**RAW RECORDS**.
-*-
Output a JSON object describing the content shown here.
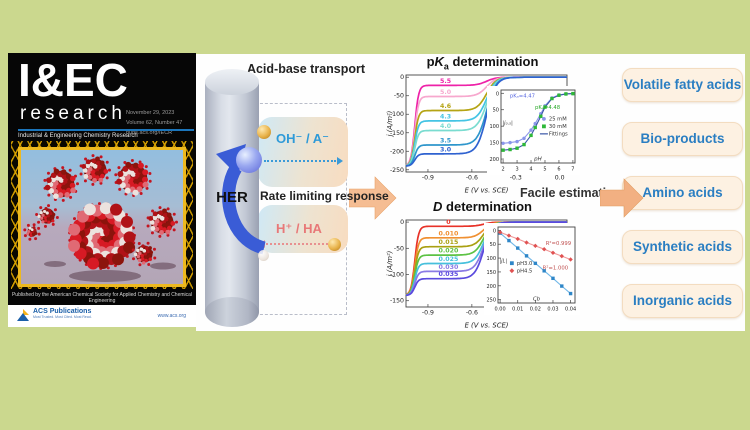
{
  "colors": {
    "background": "#cbd88e",
    "panel": "#ffffff",
    "accent_blue": "#2a7ec2",
    "oh_blue": "#3a9ad8",
    "ha_red": "#e87878",
    "arrow_orange": "#f2b082",
    "cover_gold": "#edb91f",
    "masthead_rule_blue": "#1b75bb"
  },
  "cover": {
    "masthead_title": "I&EC",
    "masthead_sub": "research",
    "journal_full": "Industrial & Engineering Chemistry Research",
    "issue_date": "November 29, 2023",
    "issue_volume": "Volume 62, Number 47",
    "issue_url": "pubs.acs.org/IECR",
    "footer_note": "Published by the American Chemical Society for Applied Chemistry and Chemical Engineering",
    "publisher": "ACS Publications",
    "publisher_tagline": "Most Trusted. Most Cited. Most Read.",
    "publisher_url": "www.acs.org"
  },
  "scheme": {
    "electrode_label": "HER",
    "top_label": "Acid-base transport",
    "oh_label": "OH⁻ / A⁻",
    "middle_label": "Rate limiting response",
    "ha_label": "H⁺ / HA",
    "estimation_label": "Facile estimation"
  },
  "applications": [
    "Volatile fatty acids",
    "Bio-products",
    "Amino acids",
    "Synthetic acids",
    "Inorganic acids"
  ],
  "charts": [
    {
      "title_p": "p",
      "title_k": "K",
      "title_sub": "a",
      "title_rest": " determination"
    },
    {
      "title_p": "",
      "title_k": "D",
      "title_sub": "",
      "title_rest": " determination"
    }
  ],
  "chart_data": [
    {
      "type": "line",
      "title": "pKa determination",
      "xlabel": "E (V vs. SCE)",
      "ylabel": "j (A/m²)",
      "xlim": [
        -1.05,
        0.05
      ],
      "yrange": [
        6,
        -256
      ],
      "xticks": [
        -0.9,
        -0.6,
        -0.3,
        0.0
      ],
      "xtick_labels": [
        "-0.9",
        "-0.6",
        "-0.3",
        "0.0"
      ],
      "yticks": [
        0,
        -50,
        -100,
        -150,
        -200,
        -250
      ],
      "ytick_labels": [
        "0",
        "-50",
        "-100",
        "-150",
        "-200",
        "-250"
      ],
      "half_E": -0.5,
      "half_w": 0.032,
      "dive_E": -0.99,
      "dive_w": 0.013,
      "floor": -240,
      "label_E": -0.78,
      "series": [
        {
          "label": "5.5",
          "plateau": -22,
          "color": "#ee22a8"
        },
        {
          "label": "5.0",
          "plateau": -52,
          "color": "#f7a8ce"
        },
        {
          "label": "4.6",
          "plateau": -90,
          "color": "#b5a414"
        },
        {
          "label": "4.3",
          "plateau": -118,
          "color": "#44c4e4"
        },
        {
          "label": "4.0",
          "plateau": -144,
          "color": "#7adcd0"
        },
        {
          "label": "3.5",
          "plateau": -183,
          "color": "#2e96cc"
        },
        {
          "label": "3.0",
          "plateau": -207,
          "color": "#2f62d0"
        }
      ],
      "inset": {
        "xlabel": "pH",
        "ylabel": "|j₀.₅|",
        "xlim": [
          1.85,
          7.15
        ],
        "yrange": [
          -10,
          212
        ],
        "xticks": [
          2,
          3,
          4,
          5,
          6,
          7
        ],
        "xtick_labels": [
          "2",
          "3",
          "4",
          "5",
          "6",
          "7"
        ],
        "yticks": [
          0,
          50,
          100,
          150,
          200
        ],
        "ytick_labels": [
          "0",
          "50",
          "100",
          "150",
          "200"
        ],
        "series": [
          {
            "name": "25 mM",
            "marker": "circle",
            "color": "#8a96ea",
            "line": "#8a96ea",
            "points": [
              [
                2,
                152
              ],
              [
                2.5,
                150
              ],
              [
                3,
                147
              ],
              [
                3.5,
                137
              ],
              [
                4,
                112
              ],
              [
                4.3,
                92
              ],
              [
                4.7,
                62
              ],
              [
                5,
                38
              ],
              [
                5.5,
                14
              ],
              [
                6,
                5
              ],
              [
                6.5,
                2
              ],
              [
                7,
                1
              ]
            ]
          },
          {
            "name": "30 mM",
            "marker": "square",
            "color": "#2eb838",
            "line": "#3a57a8",
            "points": [
              [
                2,
                173
              ],
              [
                2.5,
                171
              ],
              [
                3,
                167
              ],
              [
                3.5,
                156
              ],
              [
                4,
                128
              ],
              [
                4.3,
                104
              ],
              [
                4.7,
                70
              ],
              [
                5,
                42
              ],
              [
                5.5,
                16
              ],
              [
                6,
                6
              ],
              [
                6.5,
                2
              ],
              [
                7,
                1
              ]
            ]
          }
        ],
        "legend": [
          {
            "label": "25 mM",
            "marker": "circle",
            "color": "#8a96ea"
          },
          {
            "label": "30 mM",
            "marker": "square",
            "color": "#2eb838"
          },
          {
            "label": "Fittings",
            "marker": "line",
            "color": "#3a57a8"
          }
        ],
        "legend_pos": [
          0.58,
          0.42
        ],
        "annotations": [
          {
            "text": "pKₐ=4.47",
            "color": "#5868e0",
            "pos": [
              0.12,
              0.1
            ]
          },
          {
            "text": "pKₐ=4.48",
            "color": "#28a828",
            "pos": [
              0.46,
              0.26
            ]
          }
        ]
      }
    },
    {
      "type": "line",
      "title": "D determination",
      "xlabel": "E (V vs. SCE)",
      "ylabel": "j (A/m²)",
      "xlim": [
        -1.05,
        0.05
      ],
      "yrange": [
        4,
        -162
      ],
      "xticks": [
        -0.9,
        -0.6,
        -0.3,
        0.0
      ],
      "xtick_labels": [
        "-0.9",
        "-0.6",
        "-0.3",
        "0.0"
      ],
      "yticks": [
        0,
        -50,
        -100,
        -150
      ],
      "ytick_labels": [
        "0",
        "-50",
        "-100",
        "-150"
      ],
      "half_E": -0.52,
      "half_w": 0.03,
      "dive_E": -0.99,
      "dive_w": 0.013,
      "floor": -140,
      "label_E": -0.76,
      "series": [
        {
          "label": "0",
          "plateau": -8,
          "color": "#e83228"
        },
        {
          "label": "0.010",
          "plateau": -30,
          "color": "#f09032"
        },
        {
          "label": "0.015",
          "plateau": -47,
          "color": "#aaa012"
        },
        {
          "label": "0.020",
          "plateau": -63,
          "color": "#5cc244"
        },
        {
          "label": "0.025",
          "plateau": -79,
          "color": "#46c0dc"
        },
        {
          "label": "0.030",
          "plateau": -94,
          "color": "#8a7ae4"
        },
        {
          "label": "0.035",
          "plateau": -108,
          "color": "#5a4ade"
        }
      ],
      "inset": {
        "xlabel": "Cb",
        "ylabel": "|jL|",
        "xlim": [
          -0.0012,
          0.0425
        ],
        "yrange": [
          -12,
          262
        ],
        "xticks": [
          0.0,
          0.01,
          0.02,
          0.03,
          0.04
        ],
        "xtick_labels": [
          "0.00",
          "0.01",
          "0.02",
          "0.03",
          "0.04"
        ],
        "yticks": [
          0,
          50,
          100,
          150,
          200,
          250
        ],
        "ytick_labels": [
          "0",
          "50",
          "100",
          "150",
          "200",
          "250"
        ],
        "series": [
          {
            "name": "pH3.0",
            "marker": "square",
            "color": "#2e86c8",
            "line": "#72b8e8",
            "points": [
              [
                0,
                10
              ],
              [
                0.005,
                37
              ],
              [
                0.01,
                64
              ],
              [
                0.015,
                92
              ],
              [
                0.02,
                119
              ],
              [
                0.025,
                146
              ],
              [
                0.03,
                173
              ],
              [
                0.035,
                201
              ],
              [
                0.04,
                228
              ]
            ]
          },
          {
            "name": "pH4.5",
            "marker": "diamond",
            "color": "#e05252",
            "line": "#f09898",
            "points": [
              [
                0,
                7
              ],
              [
                0.005,
                19
              ],
              [
                0.01,
                31
              ],
              [
                0.015,
                44
              ],
              [
                0.02,
                56
              ],
              [
                0.025,
                68
              ],
              [
                0.03,
                81
              ],
              [
                0.035,
                93
              ],
              [
                0.04,
                105
              ]
            ]
          }
        ],
        "legend": [
          {
            "label": "pH3.0",
            "marker": "square",
            "color": "#2e86c8"
          },
          {
            "label": "pH4.5",
            "marker": "diamond",
            "color": "#e05252"
          }
        ],
        "legend_pos": [
          0.18,
          0.5
        ],
        "annotations": [
          {
            "text": "R²=0.999",
            "color": "#c05050",
            "pos": [
              0.62,
              0.24
            ]
          },
          {
            "text": "R²=1.000",
            "color": "#c05050",
            "pos": [
              0.58,
              0.56
            ]
          }
        ]
      }
    }
  ]
}
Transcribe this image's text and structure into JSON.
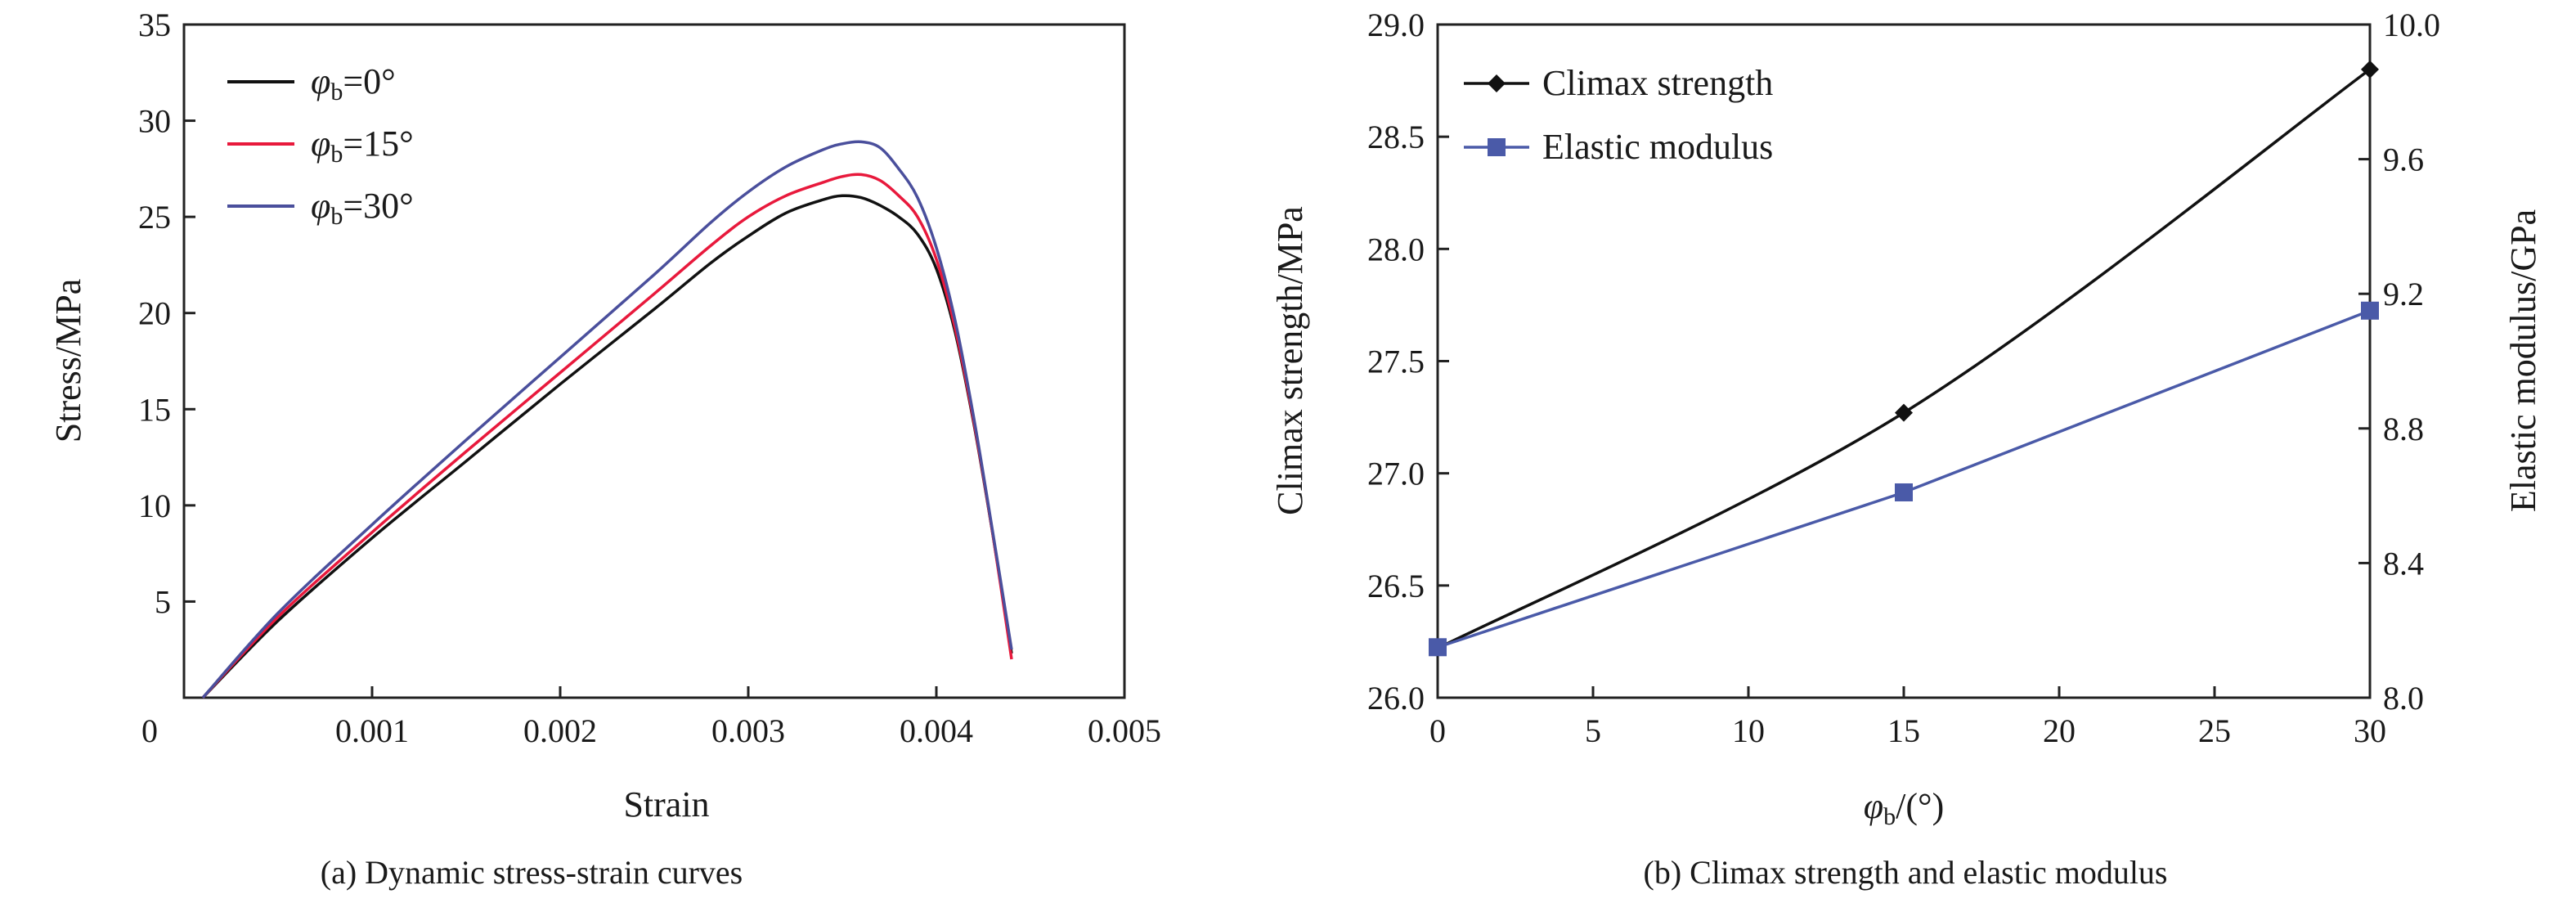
{
  "chart_data": [
    {
      "type": "line",
      "caption": "(a) Dynamic stress-strain curves",
      "xlabel": "Strain",
      "ylabel": "Stress/MPa",
      "xlim": [
        0,
        0.005
      ],
      "ylim": [
        0,
        35
      ],
      "xticks": [
        "0",
        "0.001",
        "0.002",
        "0.003",
        "0.004",
        "0.005"
      ],
      "yticks": [
        "5",
        "10",
        "15",
        "20",
        "25",
        "30",
        "35"
      ],
      "legend_position": "top-left",
      "series": [
        {
          "name": "φb=0°",
          "color": "#111111",
          "x": [
            0.0001,
            0.0005,
            0.001,
            0.0015,
            0.002,
            0.0025,
            0.0028,
            0.003,
            0.0032,
            0.0034,
            0.0035,
            0.0036,
            0.0037,
            0.0038,
            0.0039,
            0.004,
            0.0041,
            0.0042,
            0.0043,
            0.0044
          ],
          "y": [
            0,
            4,
            8.3,
            12.3,
            16.3,
            20.2,
            22.6,
            24,
            25.2,
            25.9,
            26.1,
            26,
            25.6,
            25,
            24.1,
            22.3,
            19,
            14.2,
            8.5,
            2.3
          ]
        },
        {
          "name": "φb=15°",
          "color": "#e8193c",
          "x": [
            0.0001,
            0.0005,
            0.001,
            0.0015,
            0.002,
            0.0025,
            0.0028,
            0.003,
            0.0032,
            0.0034,
            0.0035,
            0.0036,
            0.0037,
            0.0038,
            0.0039,
            0.004,
            0.0041,
            0.0042,
            0.0043,
            0.0044
          ],
          "y": [
            0,
            4.2,
            8.6,
            12.8,
            16.9,
            21,
            23.5,
            25,
            26.1,
            26.8,
            27.1,
            27.2,
            26.9,
            26.1,
            25,
            22.8,
            19.2,
            14.3,
            8.5,
            2
          ]
        },
        {
          "name": "φb=30°",
          "color": "#4a4f9c",
          "x": [
            0.0001,
            0.0005,
            0.001,
            0.0015,
            0.002,
            0.0025,
            0.0028,
            0.003,
            0.0032,
            0.0034,
            0.0035,
            0.0036,
            0.0037,
            0.0038,
            0.0039,
            0.004,
            0.0041,
            0.0042,
            0.0043,
            0.0044
          ],
          "y": [
            0,
            4.4,
            9,
            13.4,
            17.7,
            22,
            24.7,
            26.3,
            27.6,
            28.5,
            28.8,
            28.9,
            28.6,
            27.5,
            26,
            23.4,
            19.6,
            14.5,
            8.6,
            2.5
          ]
        }
      ]
    },
    {
      "type": "line",
      "caption": "(b) Climax strength and elastic modulus",
      "xlabel": "φb/(°)",
      "ylabel": "Climax strength/MPa",
      "ylabel_right": "Elastic modulus/GPa",
      "xlim": [
        0,
        30
      ],
      "ylim": [
        26.0,
        29.0
      ],
      "ylim_right": [
        8.0,
        10.0
      ],
      "xticks": [
        "0",
        "5",
        "10",
        "15",
        "20",
        "25",
        "30"
      ],
      "yticks": [
        "26.0",
        "26.5",
        "27.0",
        "27.5",
        "28.0",
        "28.5",
        "29.0"
      ],
      "yticks_right": [
        "8.0",
        "8.4",
        "8.8",
        "9.2",
        "9.6",
        "10.0"
      ],
      "legend_position": "top-left",
      "series": [
        {
          "name": "Climax strength",
          "axis": "left",
          "marker": "diamond",
          "color": "#111111",
          "x": [
            0,
            15,
            30
          ],
          "y": [
            26.22,
            27.27,
            28.8
          ]
        },
        {
          "name": "Elastic modulus",
          "axis": "right",
          "marker": "square",
          "color": "#4a5aa8",
          "x": [
            0,
            15,
            30
          ],
          "y": [
            8.15,
            8.61,
            9.15
          ]
        }
      ]
    }
  ]
}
-*-
**PROBLEM STATEMENT**. How many of the lines above include the word "xlabel"? Respond with the number alone.

**RESULT OF THE EXERCISE**. 6